◆ **Supplied records**:
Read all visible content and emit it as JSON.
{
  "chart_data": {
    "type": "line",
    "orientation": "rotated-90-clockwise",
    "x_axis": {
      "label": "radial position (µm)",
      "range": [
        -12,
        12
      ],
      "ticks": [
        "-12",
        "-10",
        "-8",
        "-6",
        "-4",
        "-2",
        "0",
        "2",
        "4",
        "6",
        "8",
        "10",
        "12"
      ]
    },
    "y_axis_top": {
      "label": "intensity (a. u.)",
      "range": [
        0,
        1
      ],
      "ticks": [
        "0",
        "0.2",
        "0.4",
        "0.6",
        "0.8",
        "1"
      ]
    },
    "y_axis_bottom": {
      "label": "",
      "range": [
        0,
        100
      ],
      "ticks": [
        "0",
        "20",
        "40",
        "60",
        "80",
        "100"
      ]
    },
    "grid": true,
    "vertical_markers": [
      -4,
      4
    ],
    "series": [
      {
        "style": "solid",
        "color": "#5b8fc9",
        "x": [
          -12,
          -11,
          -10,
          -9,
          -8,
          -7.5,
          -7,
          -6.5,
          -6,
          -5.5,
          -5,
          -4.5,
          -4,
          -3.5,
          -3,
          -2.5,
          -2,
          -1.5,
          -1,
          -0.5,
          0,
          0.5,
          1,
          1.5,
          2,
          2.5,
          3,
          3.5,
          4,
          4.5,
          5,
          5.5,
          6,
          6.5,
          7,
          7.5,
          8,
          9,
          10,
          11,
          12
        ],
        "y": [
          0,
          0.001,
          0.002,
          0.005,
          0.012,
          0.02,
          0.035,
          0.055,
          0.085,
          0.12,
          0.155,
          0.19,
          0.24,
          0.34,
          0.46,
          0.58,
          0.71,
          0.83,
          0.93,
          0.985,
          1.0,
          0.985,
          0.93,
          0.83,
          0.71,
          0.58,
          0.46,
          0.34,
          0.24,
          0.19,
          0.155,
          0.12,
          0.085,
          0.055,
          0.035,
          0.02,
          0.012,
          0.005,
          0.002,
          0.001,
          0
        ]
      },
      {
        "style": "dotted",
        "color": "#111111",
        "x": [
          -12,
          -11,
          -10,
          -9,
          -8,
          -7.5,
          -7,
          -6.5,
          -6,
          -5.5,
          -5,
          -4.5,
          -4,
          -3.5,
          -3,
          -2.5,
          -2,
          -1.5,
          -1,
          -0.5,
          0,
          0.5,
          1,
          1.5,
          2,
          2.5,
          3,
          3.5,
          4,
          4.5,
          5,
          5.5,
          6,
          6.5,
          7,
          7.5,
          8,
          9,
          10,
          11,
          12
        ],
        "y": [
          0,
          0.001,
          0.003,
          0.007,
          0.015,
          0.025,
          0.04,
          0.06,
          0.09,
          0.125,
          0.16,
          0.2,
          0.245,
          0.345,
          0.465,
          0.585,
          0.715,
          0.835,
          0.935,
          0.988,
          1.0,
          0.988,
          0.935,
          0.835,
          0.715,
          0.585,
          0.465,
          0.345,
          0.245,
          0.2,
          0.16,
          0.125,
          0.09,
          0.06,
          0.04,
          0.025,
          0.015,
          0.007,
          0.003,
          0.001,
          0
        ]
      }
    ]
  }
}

◆ **Directive**: Reproduce the material verbatim, line by line.

◆ **Task output**:
Read all visible content and emit it as JSON.
{
  "chart_data": {
    "type": "line",
    "orientation": "rotated-90-clockwise",
    "x_axis": {
      "label": "radial position (µm)",
      "range": [
        -12,
        12
      ],
      "ticks": [
        "-12",
        "-10",
        "-8",
        "-6",
        "-4",
        "-2",
        "0",
        "2",
        "4",
        "6",
        "8",
        "10",
        "12"
      ]
    },
    "y_axis_top": {
      "label": "intensity (a. u.)",
      "range": [
        0,
        1
      ],
      "ticks": [
        "0",
        "0.2",
        "0.4",
        "0.6",
        "0.8",
        "1"
      ]
    },
    "y_axis_bottom": {
      "label": "",
      "range": [
        0,
        100
      ],
      "ticks": [
        "0",
        "20",
        "40",
        "60",
        "80",
        "100"
      ]
    },
    "grid": true,
    "vertical_markers": [
      -4,
      4
    ],
    "series": [
      {
        "style": "solid",
        "color": "#5b8fc9",
        "x": [
          -12,
          -11,
          -10,
          -9,
          -8,
          -7.5,
          -7,
          -6.5,
          -6,
          -5.5,
          -5,
          -4.5,
          -4,
          -3.5,
          -3,
          -2.5,
          -2,
          -1.5,
          -1,
          -0.5,
          0,
          0.5,
          1,
          1.5,
          2,
          2.5,
          3,
          3.5,
          4,
          4.5,
          5,
          5.5,
          6,
          6.5,
          7,
          7.5,
          8,
          9,
          10,
          11,
          12
        ],
        "y": [
          0,
          0.001,
          0.002,
          0.005,
          0.012,
          0.02,
          0.035,
          0.055,
          0.085,
          0.12,
          0.155,
          0.19,
          0.24,
          0.34,
          0.46,
          0.58,
          0.71,
          0.83,
          0.93,
          0.985,
          1.0,
          0.985,
          0.93,
          0.83,
          0.71,
          0.58,
          0.46,
          0.34,
          0.24,
          0.19,
          0.155,
          0.12,
          0.085,
          0.055,
          0.035,
          0.02,
          0.012,
          0.005,
          0.002,
          0.001,
          0
        ]
      },
      {
        "style": "dotted",
        "color": "#111111",
        "x": [
          -12,
          -11,
          -10,
          -9,
          -8,
          -7.5,
          -7,
          -6.5,
          -6,
          -5.5,
          -5,
          -4.5,
          -4,
          -3.5,
          -3,
          -2.5,
          -2,
          -1.5,
          -1,
          -0.5,
          0,
          0.5,
          1,
          1.5,
          2,
          2.5,
          3,
          3.5,
          4,
          4.5,
          5,
          5.5,
          6,
          6.5,
          7,
          7.5,
          8,
          9,
          10,
          11,
          12
        ],
        "y": [
          0,
          0.001,
          0.003,
          0.007,
          0.015,
          0.025,
          0.04,
          0.06,
          0.09,
          0.125,
          0.16,
          0.2,
          0.245,
          0.345,
          0.465,
          0.585,
          0.715,
          0.835,
          0.935,
          0.988,
          1.0,
          0.988,
          0.935,
          0.835,
          0.715,
          0.585,
          0.465,
          0.345,
          0.245,
          0.2,
          0.16,
          0.125,
          0.09,
          0.06,
          0.04,
          0.025,
          0.015,
          0.007,
          0.003,
          0.001,
          0
        ]
      }
    ]
  }
}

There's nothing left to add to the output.